======== THE INPUT ========

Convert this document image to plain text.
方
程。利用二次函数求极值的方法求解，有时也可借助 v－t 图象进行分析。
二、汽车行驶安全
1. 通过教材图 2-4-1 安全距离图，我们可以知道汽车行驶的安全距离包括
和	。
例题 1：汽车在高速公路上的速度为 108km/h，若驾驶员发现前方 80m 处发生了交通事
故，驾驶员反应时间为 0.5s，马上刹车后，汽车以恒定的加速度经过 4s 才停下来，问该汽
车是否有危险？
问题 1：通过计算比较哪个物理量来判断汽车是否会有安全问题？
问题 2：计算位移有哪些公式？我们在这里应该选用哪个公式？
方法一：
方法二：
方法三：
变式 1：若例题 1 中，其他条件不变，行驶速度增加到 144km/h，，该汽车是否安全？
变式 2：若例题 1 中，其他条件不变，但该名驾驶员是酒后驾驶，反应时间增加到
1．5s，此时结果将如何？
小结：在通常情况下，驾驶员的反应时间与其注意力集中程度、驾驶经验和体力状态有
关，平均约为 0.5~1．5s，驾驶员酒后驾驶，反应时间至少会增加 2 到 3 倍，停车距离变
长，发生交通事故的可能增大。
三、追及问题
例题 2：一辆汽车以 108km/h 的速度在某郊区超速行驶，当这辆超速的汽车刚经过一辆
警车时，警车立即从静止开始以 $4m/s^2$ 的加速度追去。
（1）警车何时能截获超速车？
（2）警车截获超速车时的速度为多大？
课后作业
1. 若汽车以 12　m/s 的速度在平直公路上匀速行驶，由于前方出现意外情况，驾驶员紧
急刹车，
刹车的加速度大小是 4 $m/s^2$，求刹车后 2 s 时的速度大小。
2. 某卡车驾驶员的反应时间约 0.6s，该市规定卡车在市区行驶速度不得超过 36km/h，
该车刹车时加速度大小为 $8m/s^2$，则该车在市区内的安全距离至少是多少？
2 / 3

========

» TASK DIRECTIONS
Exactly as written, please output every entry.

» FULL RESPONSE
Convert this document image to plain text.
方
程。利用二次函数求极值的方法求解，有时也可借助 v－t 图象进行分析。
二、汽车行驶安全
1. 通过教材图 2-4-1 安全距离图，我们可以知道汽车行驶的安全距离包括
和	。
例题 1：汽车在高速公路上的速度为 108km/h，若驾驶员发现前方 80m 处发生了交通事
故，驾驶员反应时间为 0.5s，马上刹车后，汽车以恒定的加速度经过 4s 才停下来，问该汽
车是否有危险？
问题 1：通过计算比较哪个物理量来判断汽车是否会有安全问题？
问题 2：计算位移有哪些公式？我们在这里应该选用哪个公式？
方法一：
方法二：
方法三：
变式 1：若例题 1 中，其他条件不变，行驶速度增加到 144km/h，，该汽车是否安全？
变式 2：若例题 1 中，其他条件不变，但该名驾驶员是酒后驾驶，反应时间增加到
1．5s，此时结果将如何？
小结：在通常情况下，驾驶员的反应时间与其注意力集中程度、驾驶经验和体力状态有
关，平均约为 0.5~1．5s，驾驶员酒后驾驶，反应时间至少会增加 2 到 3 倍，停车距离变
长，发生交通事故的可能增大。
三、追及问题
例题 2：一辆汽车以 108km/h 的速度在某郊区超速行驶，当这辆超速的汽车刚经过一辆
警车时，警车立即从静止开始以 $4m/s^2$ 的加速度追去。
（1）警车何时能截获超速车？
（2）警车截获超速车时的速度为多大？
课后作业
1. 若汽车以 12　m/s 的速度在平直公路上匀速行驶，由于前方出现意外情况，驾驶员紧
急刹车，
刹车的加速度大小是 4 $m/s^2$，求刹车后 2 s 时的速度大小。
2. 某卡车驾驶员的反应时间约 0.6s，该市规定卡车在市区行驶速度不得超过 36km/h，
该车刹车时加速度大小为 $8m/s^2$，则该车在市区内的安全距离至少是多少？
2 / 3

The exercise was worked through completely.